[START]

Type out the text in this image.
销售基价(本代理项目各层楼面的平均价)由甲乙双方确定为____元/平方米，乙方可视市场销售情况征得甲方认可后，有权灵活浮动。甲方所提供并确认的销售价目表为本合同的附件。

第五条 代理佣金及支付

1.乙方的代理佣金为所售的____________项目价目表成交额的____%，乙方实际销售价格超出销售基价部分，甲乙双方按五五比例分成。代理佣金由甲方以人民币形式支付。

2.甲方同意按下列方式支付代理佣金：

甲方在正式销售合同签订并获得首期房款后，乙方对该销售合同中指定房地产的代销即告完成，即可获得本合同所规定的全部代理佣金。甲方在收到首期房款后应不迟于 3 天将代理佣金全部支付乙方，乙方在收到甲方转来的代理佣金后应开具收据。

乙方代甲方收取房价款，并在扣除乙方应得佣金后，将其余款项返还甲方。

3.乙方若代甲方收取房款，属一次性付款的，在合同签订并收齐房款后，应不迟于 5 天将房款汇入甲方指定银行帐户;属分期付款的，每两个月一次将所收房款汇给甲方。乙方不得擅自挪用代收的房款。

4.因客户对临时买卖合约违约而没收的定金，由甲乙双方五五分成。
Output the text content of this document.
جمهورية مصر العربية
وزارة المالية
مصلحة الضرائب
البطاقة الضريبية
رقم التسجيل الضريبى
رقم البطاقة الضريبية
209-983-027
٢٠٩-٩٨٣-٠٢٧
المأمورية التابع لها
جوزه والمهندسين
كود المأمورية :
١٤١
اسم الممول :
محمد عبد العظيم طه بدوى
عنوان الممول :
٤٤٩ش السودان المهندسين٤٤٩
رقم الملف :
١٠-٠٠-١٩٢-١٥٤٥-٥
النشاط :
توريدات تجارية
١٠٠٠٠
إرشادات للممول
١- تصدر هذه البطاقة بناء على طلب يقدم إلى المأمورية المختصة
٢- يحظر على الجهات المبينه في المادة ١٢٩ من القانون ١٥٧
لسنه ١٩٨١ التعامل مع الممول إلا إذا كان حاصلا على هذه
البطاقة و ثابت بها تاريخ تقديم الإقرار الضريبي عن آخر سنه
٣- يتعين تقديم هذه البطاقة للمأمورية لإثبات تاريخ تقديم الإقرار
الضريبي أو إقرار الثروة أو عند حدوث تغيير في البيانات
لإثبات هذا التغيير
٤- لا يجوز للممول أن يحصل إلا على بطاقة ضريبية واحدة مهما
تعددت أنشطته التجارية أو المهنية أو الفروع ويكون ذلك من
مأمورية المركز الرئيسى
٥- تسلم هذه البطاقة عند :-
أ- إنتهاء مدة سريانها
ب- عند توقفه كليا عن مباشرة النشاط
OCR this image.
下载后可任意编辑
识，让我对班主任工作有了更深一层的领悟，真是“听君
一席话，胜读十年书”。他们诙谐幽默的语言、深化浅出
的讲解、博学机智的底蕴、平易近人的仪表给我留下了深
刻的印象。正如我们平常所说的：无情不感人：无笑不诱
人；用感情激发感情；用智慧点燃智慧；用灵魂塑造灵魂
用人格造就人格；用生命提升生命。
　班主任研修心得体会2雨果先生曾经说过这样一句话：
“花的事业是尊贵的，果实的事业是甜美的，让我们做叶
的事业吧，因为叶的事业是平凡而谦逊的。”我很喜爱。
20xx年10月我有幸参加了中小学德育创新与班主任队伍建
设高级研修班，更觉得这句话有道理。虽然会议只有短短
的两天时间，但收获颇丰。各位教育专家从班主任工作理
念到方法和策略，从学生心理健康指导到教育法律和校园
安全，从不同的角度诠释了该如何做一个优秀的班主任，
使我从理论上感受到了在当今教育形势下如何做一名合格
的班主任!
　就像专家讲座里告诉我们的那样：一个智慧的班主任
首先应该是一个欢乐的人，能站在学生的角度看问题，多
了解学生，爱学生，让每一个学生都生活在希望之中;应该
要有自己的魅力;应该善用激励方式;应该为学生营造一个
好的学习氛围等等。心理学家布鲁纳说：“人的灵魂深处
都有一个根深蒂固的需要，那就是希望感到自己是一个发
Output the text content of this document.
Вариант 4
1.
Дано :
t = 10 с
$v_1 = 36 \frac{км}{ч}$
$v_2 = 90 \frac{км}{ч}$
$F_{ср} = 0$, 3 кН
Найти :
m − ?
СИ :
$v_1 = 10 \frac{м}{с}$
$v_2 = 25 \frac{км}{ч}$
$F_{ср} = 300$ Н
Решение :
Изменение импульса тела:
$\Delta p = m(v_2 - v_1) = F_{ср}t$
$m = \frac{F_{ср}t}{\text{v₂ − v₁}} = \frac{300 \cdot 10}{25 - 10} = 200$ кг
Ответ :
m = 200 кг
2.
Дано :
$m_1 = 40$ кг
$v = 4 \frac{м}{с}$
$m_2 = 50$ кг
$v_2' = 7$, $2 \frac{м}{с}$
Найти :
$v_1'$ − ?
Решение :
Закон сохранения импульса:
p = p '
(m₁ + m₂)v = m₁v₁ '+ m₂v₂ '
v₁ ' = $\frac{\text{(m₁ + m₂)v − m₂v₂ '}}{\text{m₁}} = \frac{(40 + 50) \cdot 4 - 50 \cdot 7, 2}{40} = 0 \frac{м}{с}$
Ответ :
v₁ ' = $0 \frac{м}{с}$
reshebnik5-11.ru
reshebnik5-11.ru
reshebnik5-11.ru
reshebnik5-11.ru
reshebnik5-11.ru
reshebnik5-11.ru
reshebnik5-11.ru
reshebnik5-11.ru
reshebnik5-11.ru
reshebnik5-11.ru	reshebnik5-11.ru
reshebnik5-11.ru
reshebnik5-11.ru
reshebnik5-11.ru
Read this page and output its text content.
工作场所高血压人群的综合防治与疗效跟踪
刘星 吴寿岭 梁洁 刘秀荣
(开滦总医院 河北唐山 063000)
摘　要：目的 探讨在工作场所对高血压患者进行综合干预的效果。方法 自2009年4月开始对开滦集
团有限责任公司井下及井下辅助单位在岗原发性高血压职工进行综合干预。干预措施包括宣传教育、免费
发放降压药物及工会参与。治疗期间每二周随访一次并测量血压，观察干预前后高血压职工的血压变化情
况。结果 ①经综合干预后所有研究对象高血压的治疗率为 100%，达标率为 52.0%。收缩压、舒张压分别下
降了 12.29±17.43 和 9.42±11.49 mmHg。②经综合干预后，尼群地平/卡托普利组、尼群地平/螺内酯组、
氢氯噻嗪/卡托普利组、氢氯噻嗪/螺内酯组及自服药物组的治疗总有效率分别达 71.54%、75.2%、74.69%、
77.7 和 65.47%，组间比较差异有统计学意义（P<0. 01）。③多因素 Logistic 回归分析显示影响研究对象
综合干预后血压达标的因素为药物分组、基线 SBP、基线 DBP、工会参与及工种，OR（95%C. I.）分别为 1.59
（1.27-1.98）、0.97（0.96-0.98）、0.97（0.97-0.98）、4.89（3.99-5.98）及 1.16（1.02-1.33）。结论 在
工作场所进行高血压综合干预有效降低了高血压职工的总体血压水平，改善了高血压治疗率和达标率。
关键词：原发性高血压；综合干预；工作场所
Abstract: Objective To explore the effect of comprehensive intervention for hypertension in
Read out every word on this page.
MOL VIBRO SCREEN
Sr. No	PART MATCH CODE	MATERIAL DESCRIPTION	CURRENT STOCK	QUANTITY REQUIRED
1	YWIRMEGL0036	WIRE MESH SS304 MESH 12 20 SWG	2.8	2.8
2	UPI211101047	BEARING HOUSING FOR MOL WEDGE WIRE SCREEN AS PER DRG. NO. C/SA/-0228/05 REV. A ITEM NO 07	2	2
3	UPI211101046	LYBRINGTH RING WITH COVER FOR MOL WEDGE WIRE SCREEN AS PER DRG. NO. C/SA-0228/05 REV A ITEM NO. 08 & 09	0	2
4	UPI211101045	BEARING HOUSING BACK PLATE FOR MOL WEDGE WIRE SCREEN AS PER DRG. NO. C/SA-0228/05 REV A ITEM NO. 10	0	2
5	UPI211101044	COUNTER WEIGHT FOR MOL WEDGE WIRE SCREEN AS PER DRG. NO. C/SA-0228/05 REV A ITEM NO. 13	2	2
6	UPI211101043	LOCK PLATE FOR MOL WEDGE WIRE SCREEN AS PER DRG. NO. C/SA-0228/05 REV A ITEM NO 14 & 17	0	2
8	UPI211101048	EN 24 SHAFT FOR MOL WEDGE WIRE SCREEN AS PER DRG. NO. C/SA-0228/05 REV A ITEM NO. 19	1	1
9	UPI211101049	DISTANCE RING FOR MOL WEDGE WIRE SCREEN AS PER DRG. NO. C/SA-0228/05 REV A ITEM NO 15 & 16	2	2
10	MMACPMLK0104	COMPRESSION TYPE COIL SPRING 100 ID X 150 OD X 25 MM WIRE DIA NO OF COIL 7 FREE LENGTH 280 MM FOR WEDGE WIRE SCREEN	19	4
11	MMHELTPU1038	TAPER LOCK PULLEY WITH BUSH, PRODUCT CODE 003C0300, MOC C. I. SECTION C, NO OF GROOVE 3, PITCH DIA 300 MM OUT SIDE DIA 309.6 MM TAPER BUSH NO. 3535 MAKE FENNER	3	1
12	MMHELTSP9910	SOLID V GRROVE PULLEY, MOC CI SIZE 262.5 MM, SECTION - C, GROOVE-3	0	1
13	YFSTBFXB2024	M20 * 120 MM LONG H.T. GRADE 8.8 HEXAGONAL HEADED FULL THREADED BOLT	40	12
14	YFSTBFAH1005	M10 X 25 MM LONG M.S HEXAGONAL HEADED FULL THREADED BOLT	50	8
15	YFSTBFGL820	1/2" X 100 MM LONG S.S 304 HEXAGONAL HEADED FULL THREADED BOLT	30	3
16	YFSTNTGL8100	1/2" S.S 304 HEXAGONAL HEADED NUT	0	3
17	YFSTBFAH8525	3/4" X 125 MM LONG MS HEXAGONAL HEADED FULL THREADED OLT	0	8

[END]

REQUEST: List each line of the entries that holds the string "GROOVE".

RESPONSE TO THIS EXERCISE:
11	MMHELTPU1038	TAPER LOCK PULLEY WITH BUSH, PRODUCT CODE 003C0300, MOC C. I. SECTION C, NO OF GROOVE 3, PITCH DIA 300 MM OUT SIDE DIA 309.6 MM TAPER BUSH NO. 3535 MAKE FENNER	3	1
12	MMHELTSP9910	SOLID V GRROVE PULLEY, MOC CI SIZE 262.5 MM, SECTION - C, GROOVE-3	0	1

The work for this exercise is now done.